## What the exercise asks
Copy out every line that contains the word "komunitních".

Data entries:
---+---

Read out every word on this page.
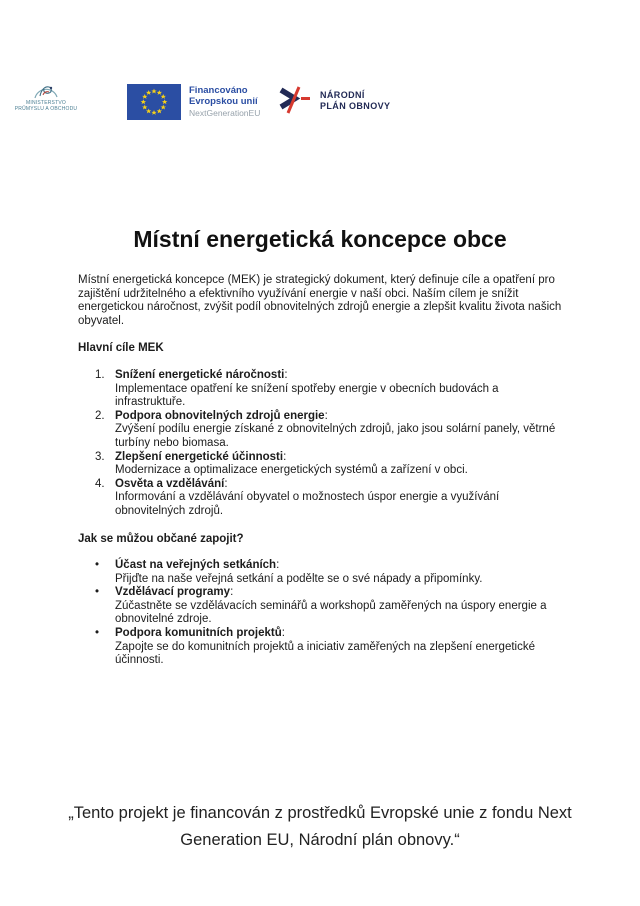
Financováno
Evropskou unií
NextGenerationEU
NÁRODNÍ
PLÁN OBNOVY
MINISTERSTVO
PRŮMYSLU A OBCHODU
Místní energetická koncepce obce

Místní energetická koncepce (MEK) je strategický dokument, který definuje cíle a opatření pro zajištění udržitelného a efektivního využívání energie v naší obci. Naším cílem je snížit energetickou náročnost, zvýšit podíl obnovitelných zdrojů energie a zlepšit kvalitu života našich obyvatel.

Hlavní cíle MEK
1. Snížení energetické náročnosti:
Implementace opatření ke snížení spotřeby energie v obecních budovách a infrastruktuře.
2. Podpora obnovitelných zdrojů energie:
Zvýšení podílu energie získané z obnovitelných zdrojů, jako jsou solární panely, větrné turbíny nebo biomasa.
3. Zlepšení energetické účinnosti:
Modernizace a optimalizace energetických systémů a zařízení v obci.
4. Osvěta a vzdělávání:
Informování a vzdělávání obyvatel o možnostech úspor energie a využívání obnovitelných zdrojů.
Jak se můžou občané zapojit?
•	Účast na veřejných setkáních:
Přijďte na naše veřejná setkání a podělte se o své nápady a připomínky.
•	Vzdělávací programy:
Zúčastněte se vzdělávacích seminářů a workshopů zaměřených na úspory energie a obnovitelné zdroje.
•	Podpora komunitních projektů:
Zapojte se do komunitních projektů a iniciativ zaměřených na zlepšení energetické účinnosti.
„Tento projekt je financován z prostředků Evropské unie z fondu Next Generation EU, Národní plán obnovy.“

---+---

## Problem solution
•	Podpora komunitních projektů:
Zapojte se do komunitních projektů a iniciativ zaměřených na zlepšení energetické účinnosti.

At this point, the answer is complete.